Extract to read section start
Who doesn’t love a good summer blockbuster? On those dreary, rainy summer days, sometimes all you want to do is head to your local movie theater with some friends (or the bf) and shove popcorn in your face while Leonardo DiCaprio confuses you entertains you for 2.5 hours.
However, along with the blockbusters, there are some serious summer blockBUSTS. Here are the trainwrecks I won’t be shelling out twelve dollars to see.
10. Cats & Dogs: The Revenge of Kitty Galore
Really? If the creepy pun on “Pussy Galore” wasn’t enough to terrify me, the mere prospect of talking cats is enough to give me nightmares until December. I like my dogs to woof and cats to be a mysterious part of my Chinese food.
9. Charlie St. Cloud
Enough with these commercials. Why is Zac Efron (aka Disney’s version of Chase Crawford) talking to dead people? Shouldn’t he be singing and dancing in some made-for-TV movie and prancing around with his new teeth and his girlfriend who loves to sext? Terrible. F.
I have no words for how much I despise this franchise and everyone who fawns over it. I understand that Twihardation is a disease. Seek help immediately if suffering from the illness and read a decent book or watch a classic film.
7. The Sorcerer’s Apprentice
Nicolas Cage is in it. And he’s wearing a toupee. PASS.
6. Step Up 3D
Tell me, how is dancing enhanced by the 3D experience? Oh wait, who’s even IN these movies? There’s actually been three of them? Someone help.
5. Lottery Ticket
Bow Wow (no longer with the “Lil”) wins the lottery while living in the projects. T-Pain and Ice Cube make cameos. I really can’t go any further into this without being offensive for simply regurgitating what the trailer depicts. Make your own commentary and watch it here.
Extract to read section end
Data section section start
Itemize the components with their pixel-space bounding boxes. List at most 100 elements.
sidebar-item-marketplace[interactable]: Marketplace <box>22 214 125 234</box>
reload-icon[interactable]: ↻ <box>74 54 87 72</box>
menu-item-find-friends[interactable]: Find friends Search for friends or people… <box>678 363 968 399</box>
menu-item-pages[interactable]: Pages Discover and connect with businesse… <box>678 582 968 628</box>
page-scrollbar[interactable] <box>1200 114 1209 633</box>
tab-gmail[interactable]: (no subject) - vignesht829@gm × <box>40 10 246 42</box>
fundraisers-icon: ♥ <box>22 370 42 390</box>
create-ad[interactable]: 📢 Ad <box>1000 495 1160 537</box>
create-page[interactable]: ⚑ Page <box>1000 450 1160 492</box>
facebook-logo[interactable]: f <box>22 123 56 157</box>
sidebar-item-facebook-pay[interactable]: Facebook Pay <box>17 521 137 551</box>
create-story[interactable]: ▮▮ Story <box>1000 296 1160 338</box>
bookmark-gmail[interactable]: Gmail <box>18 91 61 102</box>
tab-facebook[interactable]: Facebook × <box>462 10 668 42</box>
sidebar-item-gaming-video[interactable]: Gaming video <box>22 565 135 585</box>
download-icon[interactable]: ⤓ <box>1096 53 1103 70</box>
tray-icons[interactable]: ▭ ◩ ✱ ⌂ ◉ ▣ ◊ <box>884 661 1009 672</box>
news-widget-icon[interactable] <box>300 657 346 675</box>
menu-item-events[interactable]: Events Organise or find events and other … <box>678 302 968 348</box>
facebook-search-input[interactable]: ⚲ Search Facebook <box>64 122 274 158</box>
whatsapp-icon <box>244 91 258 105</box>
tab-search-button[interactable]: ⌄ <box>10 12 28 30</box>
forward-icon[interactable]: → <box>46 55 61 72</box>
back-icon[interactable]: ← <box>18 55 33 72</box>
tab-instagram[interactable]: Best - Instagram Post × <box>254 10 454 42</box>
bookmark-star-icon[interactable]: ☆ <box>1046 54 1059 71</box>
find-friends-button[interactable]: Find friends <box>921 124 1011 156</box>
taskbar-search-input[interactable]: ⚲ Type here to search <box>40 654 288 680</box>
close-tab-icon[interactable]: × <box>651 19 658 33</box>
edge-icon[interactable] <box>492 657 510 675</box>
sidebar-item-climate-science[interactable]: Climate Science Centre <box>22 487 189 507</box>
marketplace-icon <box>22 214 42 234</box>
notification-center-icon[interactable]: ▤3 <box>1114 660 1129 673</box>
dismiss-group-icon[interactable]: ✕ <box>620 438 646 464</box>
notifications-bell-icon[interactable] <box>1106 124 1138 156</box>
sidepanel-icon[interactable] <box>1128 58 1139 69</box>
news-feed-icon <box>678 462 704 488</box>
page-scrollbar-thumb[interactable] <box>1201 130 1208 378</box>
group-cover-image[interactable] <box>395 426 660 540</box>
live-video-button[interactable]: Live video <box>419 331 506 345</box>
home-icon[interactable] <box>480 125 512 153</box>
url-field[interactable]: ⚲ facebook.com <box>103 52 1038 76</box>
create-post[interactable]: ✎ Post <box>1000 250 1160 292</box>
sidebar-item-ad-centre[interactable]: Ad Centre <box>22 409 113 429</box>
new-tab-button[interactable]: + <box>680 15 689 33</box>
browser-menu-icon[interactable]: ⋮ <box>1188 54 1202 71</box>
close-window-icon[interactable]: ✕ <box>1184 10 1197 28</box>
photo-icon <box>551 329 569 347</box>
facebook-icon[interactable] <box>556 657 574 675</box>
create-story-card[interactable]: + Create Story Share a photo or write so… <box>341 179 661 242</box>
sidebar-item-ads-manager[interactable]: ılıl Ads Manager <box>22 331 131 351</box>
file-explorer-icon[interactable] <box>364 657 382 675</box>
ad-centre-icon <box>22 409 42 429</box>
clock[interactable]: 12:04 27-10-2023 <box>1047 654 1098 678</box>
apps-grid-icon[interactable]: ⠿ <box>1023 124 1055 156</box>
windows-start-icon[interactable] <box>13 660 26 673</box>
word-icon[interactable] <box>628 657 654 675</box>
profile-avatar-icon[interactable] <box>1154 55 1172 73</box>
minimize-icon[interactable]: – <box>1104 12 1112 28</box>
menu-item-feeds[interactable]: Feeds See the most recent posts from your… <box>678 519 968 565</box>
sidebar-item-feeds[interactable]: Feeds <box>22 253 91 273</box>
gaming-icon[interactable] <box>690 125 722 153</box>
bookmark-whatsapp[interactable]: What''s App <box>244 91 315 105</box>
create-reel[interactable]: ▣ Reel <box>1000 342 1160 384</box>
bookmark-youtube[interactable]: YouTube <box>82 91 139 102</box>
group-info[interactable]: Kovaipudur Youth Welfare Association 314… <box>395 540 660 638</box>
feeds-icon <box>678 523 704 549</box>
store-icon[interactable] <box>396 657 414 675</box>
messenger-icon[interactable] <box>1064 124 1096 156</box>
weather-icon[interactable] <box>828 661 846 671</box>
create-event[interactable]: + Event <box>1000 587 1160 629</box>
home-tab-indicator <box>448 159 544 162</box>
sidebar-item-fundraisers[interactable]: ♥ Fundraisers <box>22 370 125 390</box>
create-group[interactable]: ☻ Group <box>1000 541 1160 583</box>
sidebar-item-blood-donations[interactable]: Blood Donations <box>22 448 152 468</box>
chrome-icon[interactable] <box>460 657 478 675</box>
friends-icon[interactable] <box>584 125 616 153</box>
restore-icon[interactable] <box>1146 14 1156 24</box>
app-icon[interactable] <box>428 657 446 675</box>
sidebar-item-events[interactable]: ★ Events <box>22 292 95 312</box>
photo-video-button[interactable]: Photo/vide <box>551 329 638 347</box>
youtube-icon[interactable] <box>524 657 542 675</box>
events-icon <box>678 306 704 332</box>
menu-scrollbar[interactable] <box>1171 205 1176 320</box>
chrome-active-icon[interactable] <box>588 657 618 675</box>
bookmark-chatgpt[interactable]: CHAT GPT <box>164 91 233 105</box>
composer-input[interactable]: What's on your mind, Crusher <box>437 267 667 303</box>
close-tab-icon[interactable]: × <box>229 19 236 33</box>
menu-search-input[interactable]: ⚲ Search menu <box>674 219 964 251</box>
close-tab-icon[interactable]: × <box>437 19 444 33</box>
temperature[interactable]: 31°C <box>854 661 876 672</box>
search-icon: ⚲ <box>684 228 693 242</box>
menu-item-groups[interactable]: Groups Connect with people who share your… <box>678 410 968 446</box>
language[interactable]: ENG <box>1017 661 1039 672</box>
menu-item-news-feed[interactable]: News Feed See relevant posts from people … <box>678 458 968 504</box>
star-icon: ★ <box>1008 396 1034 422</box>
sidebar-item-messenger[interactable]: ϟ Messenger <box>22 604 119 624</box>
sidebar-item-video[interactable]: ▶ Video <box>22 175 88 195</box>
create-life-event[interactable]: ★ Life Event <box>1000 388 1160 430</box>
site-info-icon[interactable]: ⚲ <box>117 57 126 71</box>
Data section section end
Problems and tasks >>
[A] In the list of summer movies to skip, which actor is said to wear a toupee in The Sorcerer's Apprentice?
[B] Carry on the list of summer movies to skip from the point where it stops.

Answers by item >>
[A] Nicolas Cage

[B]
4. Scott Pilgrim vs. the World
Michael Cera is awkward. And the earth revolves around the sun. Whoopdedoo.
3. Grown Ups
Dear Adam Sandler,
I want my money back from “Funny People” and I refuse to see any of your movies until you refund me.
PS: Kevin James, that also goes for you and any episodes of “King of Queens” I may have accidentally watched. I will never get those 30 minutes back. Shame on you.
2. Ramona and Beezus
I read every single Beverly Cleary book when I was younger and I refuse to watch some low-budget Disney kid ruin my life even further than they did when I was forced to watch and episode of “Zac and Cody” with the children I babysit. Stick to the angsty songs, Gomez. Lay off my children’s literature.
1. The Last Airbender
What does that even mean?? I try to avoid movies that have an 8% on RottenTomatoes.Com. Wow. How do you go from “The Sixth Sense” to having 0 credibility? How’s that for a twist, M. Knight Shyamalan?